• _Written exercise_:
Copy out every line in which the string "Slice" occurs.

• _Entries provided_:
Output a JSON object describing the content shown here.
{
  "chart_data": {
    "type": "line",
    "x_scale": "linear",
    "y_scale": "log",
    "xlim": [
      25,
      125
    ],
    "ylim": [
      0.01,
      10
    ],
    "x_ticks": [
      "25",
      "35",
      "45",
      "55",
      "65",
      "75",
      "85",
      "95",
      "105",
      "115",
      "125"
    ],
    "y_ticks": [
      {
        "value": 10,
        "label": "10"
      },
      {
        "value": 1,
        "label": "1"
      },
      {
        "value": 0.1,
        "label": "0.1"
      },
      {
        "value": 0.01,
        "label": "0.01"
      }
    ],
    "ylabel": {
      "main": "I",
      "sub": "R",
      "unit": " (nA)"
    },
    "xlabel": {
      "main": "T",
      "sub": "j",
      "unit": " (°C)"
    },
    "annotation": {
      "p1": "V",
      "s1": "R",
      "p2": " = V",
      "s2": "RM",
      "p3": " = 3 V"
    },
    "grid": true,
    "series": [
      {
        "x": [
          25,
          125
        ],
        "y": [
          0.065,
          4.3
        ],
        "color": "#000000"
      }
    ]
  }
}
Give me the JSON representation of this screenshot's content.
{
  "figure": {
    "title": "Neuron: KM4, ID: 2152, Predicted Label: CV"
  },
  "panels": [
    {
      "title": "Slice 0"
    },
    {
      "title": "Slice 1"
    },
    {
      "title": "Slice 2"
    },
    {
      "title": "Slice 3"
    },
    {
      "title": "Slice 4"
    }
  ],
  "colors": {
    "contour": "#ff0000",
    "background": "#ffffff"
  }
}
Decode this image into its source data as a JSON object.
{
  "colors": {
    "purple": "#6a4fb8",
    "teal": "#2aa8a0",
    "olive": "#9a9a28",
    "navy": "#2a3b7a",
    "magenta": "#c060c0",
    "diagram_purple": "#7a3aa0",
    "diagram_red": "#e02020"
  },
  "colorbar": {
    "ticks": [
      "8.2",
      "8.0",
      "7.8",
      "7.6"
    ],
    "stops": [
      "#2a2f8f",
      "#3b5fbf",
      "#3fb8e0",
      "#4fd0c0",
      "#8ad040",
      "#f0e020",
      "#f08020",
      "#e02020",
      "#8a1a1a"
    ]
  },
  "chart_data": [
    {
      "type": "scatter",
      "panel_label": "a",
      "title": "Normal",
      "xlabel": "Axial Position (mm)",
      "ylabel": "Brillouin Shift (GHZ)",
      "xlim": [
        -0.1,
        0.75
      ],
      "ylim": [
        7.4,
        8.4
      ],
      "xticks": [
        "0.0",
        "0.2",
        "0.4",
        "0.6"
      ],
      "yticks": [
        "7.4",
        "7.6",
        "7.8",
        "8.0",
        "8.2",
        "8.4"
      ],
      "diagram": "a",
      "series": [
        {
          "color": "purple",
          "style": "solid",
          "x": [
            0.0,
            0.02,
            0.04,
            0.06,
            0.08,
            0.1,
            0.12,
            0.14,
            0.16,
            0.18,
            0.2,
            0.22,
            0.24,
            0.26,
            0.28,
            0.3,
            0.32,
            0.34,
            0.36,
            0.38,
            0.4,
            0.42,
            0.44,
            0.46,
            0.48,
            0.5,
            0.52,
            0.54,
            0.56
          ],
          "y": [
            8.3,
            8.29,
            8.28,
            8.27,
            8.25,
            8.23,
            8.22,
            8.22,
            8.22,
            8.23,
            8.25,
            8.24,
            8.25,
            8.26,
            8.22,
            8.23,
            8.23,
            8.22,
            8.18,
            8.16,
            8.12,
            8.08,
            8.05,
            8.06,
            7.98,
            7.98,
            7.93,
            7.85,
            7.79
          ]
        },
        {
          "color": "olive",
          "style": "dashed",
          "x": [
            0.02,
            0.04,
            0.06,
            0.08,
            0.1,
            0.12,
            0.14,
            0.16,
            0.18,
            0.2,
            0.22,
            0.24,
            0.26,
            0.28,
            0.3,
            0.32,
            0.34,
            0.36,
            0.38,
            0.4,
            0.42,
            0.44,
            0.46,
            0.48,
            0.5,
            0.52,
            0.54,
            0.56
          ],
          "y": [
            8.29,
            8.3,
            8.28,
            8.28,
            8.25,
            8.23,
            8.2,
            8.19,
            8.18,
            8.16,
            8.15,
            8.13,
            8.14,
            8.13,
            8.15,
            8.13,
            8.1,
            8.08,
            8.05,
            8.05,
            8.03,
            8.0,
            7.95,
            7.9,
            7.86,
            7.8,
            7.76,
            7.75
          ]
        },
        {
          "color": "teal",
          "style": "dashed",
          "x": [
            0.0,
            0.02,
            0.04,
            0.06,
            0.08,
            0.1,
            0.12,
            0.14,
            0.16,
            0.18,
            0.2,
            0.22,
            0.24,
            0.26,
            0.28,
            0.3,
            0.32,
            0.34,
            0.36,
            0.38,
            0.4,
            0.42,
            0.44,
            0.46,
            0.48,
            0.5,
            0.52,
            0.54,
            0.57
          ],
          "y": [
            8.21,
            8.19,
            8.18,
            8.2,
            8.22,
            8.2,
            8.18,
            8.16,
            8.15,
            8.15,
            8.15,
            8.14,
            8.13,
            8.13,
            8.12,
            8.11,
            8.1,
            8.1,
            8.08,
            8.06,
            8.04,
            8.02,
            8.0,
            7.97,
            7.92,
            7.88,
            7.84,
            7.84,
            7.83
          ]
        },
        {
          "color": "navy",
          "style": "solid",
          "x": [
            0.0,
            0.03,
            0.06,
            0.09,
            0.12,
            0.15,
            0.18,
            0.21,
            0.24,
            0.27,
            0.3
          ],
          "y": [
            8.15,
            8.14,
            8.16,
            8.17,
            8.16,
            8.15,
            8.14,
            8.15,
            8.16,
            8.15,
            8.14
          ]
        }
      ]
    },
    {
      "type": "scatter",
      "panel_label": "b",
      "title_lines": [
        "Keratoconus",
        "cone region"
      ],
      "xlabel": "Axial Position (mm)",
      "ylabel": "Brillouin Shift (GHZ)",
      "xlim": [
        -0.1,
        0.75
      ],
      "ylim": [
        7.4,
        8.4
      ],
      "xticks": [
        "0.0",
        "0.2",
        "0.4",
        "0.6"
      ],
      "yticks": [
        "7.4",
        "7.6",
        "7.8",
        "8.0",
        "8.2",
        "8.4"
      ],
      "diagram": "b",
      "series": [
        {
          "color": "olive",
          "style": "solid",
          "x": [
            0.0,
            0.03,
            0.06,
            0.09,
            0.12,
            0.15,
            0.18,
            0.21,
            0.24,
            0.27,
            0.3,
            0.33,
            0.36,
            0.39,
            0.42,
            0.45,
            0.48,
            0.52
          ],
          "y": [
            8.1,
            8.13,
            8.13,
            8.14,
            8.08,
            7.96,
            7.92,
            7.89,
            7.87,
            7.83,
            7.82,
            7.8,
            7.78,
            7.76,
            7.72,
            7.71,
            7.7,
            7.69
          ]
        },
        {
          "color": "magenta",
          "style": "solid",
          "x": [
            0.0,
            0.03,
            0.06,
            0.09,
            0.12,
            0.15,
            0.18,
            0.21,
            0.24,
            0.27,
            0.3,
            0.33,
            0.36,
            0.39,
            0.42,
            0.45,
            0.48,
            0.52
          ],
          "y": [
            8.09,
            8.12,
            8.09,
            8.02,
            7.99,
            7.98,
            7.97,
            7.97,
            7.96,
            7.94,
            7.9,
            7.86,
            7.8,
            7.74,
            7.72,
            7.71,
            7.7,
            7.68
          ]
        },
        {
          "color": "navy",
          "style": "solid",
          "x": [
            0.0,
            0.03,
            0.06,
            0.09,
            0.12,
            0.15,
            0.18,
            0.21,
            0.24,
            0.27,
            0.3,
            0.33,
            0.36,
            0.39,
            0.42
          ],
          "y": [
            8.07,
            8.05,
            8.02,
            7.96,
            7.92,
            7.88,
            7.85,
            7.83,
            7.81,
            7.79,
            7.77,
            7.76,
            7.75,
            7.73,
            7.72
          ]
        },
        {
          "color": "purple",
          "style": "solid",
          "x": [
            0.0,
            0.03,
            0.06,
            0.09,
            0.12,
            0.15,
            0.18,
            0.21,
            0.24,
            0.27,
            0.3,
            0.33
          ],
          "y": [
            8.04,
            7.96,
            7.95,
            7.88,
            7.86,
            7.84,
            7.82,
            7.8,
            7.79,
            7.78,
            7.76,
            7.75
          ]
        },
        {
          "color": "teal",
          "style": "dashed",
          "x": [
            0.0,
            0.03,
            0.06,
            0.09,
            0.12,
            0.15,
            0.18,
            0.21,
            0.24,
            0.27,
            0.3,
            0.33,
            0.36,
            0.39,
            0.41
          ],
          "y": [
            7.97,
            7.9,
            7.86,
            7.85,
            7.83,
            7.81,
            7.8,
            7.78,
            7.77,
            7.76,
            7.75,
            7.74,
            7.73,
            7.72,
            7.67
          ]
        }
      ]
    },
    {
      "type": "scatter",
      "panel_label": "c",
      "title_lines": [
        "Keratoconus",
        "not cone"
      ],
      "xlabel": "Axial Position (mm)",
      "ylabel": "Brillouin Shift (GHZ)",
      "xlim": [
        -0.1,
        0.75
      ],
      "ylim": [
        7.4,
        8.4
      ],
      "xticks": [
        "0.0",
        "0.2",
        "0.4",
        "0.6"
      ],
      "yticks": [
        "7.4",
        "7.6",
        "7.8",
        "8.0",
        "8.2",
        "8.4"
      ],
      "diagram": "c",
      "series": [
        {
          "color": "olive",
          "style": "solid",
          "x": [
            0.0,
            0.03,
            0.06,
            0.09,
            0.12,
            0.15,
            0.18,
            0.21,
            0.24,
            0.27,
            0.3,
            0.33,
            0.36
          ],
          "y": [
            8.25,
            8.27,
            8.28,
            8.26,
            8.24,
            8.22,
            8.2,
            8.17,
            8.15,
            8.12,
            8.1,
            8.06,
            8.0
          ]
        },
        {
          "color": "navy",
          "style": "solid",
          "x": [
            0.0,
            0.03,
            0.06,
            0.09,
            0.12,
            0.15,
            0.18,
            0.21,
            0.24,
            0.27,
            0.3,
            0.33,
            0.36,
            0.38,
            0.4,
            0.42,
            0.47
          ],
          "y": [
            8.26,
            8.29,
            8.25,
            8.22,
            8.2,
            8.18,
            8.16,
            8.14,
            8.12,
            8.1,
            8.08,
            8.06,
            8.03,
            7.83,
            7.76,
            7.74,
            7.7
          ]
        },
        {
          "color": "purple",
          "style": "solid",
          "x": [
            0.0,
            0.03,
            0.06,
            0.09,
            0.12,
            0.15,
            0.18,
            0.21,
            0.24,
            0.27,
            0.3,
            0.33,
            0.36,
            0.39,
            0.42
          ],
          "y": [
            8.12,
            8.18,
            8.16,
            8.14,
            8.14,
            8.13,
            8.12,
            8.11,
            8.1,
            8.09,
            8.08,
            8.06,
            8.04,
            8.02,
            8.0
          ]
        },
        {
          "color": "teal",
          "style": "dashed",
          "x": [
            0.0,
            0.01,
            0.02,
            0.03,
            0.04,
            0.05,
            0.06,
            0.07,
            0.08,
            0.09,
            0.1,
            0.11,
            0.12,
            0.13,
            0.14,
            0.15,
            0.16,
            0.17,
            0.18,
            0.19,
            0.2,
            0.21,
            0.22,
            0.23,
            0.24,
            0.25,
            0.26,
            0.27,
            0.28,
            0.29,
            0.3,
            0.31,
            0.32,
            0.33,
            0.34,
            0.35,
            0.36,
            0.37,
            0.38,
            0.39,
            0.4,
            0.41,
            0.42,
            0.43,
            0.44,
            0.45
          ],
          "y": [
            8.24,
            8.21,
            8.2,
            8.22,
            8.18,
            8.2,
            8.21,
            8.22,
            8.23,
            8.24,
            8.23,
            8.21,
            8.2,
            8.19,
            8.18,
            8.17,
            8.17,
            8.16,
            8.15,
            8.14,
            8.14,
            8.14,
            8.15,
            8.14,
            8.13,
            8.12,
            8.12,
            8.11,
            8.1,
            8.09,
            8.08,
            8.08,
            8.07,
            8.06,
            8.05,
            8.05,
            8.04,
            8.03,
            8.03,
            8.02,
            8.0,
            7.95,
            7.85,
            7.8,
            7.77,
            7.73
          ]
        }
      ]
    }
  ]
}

• _Answer to this exercise_:
      "title": "Slice 0"
      "title": "Slice 1"
      "title": "Slice 2"
      "title": "Slice 3"
      "title": "Slice 4"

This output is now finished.